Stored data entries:
-*-*-
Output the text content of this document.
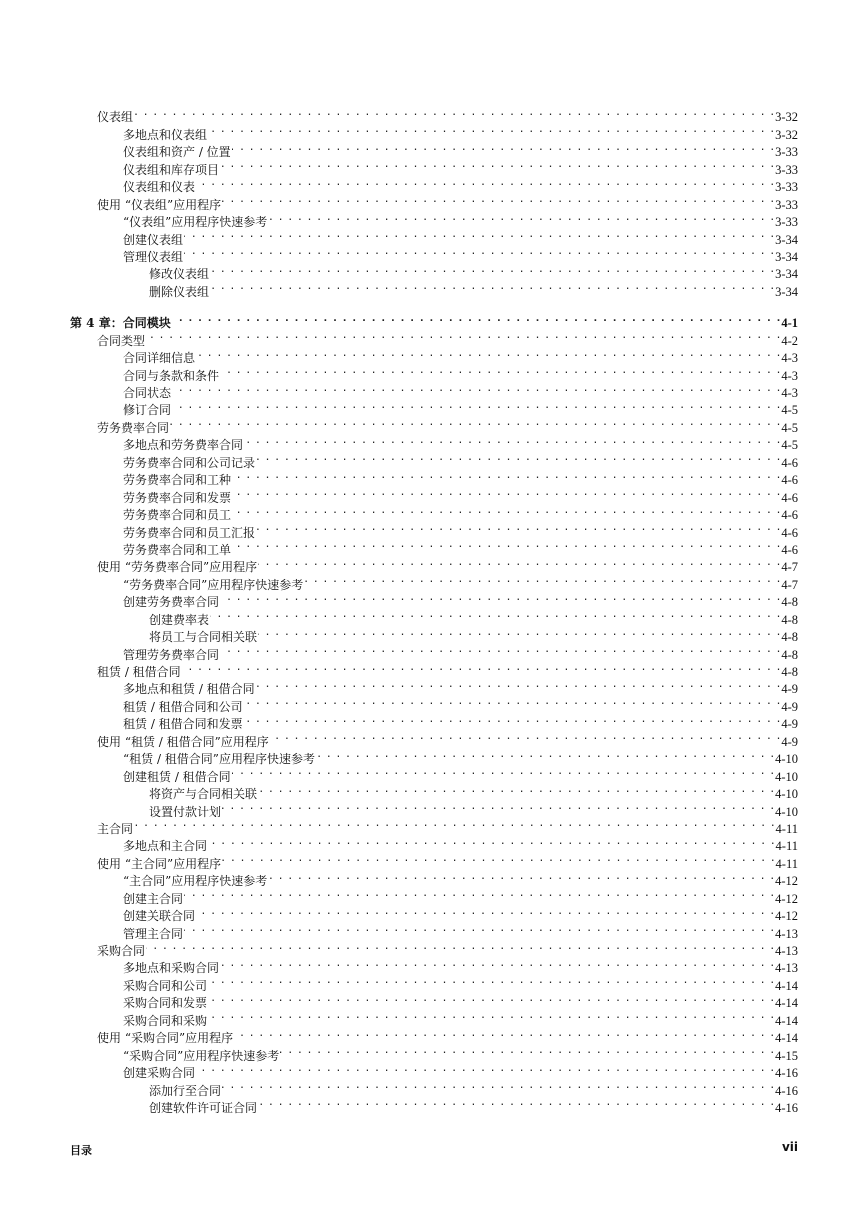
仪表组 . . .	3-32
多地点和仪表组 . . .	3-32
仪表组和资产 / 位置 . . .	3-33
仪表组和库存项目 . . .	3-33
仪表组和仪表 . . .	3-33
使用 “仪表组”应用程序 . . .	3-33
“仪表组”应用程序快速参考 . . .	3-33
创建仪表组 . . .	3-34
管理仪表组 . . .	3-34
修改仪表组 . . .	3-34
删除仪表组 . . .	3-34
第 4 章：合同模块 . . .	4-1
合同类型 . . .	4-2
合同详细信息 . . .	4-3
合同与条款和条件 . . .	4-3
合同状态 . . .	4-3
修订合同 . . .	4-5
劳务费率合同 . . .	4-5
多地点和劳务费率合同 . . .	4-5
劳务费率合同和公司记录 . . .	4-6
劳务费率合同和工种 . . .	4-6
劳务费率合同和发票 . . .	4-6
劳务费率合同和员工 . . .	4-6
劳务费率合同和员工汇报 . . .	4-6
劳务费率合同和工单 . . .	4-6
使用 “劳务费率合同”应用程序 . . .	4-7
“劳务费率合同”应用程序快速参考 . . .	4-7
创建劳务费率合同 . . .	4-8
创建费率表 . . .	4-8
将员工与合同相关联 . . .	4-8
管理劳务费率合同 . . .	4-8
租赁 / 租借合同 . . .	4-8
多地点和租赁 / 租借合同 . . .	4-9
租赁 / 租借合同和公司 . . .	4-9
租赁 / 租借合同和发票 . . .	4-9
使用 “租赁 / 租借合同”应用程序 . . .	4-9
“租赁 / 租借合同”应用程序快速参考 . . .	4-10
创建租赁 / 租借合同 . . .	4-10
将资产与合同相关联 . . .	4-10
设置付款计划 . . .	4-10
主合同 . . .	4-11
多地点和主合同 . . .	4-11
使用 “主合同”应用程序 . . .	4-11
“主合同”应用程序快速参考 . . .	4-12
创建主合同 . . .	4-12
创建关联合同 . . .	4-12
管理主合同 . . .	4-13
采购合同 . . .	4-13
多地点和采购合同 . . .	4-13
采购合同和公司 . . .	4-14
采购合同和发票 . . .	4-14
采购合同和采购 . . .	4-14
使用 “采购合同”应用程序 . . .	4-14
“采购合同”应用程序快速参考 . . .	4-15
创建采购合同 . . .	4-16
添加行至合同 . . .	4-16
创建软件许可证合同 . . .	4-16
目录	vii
-*-*-
◆ **Task requirements**: Copy down every line of the entries containing the word "应用程序快速参考".

◆ **Solution to the problem**:
“仪表组”应用程序快速参考 . . .	3-33
“劳务费率合同”应用程序快速参考 . . .	4-7
“租赁 / 租借合同”应用程序快速参考 . . .	4-10
“主合同”应用程序快速参考 . . .	4-12
“采购合同”应用程序快速参考 . . .	4-15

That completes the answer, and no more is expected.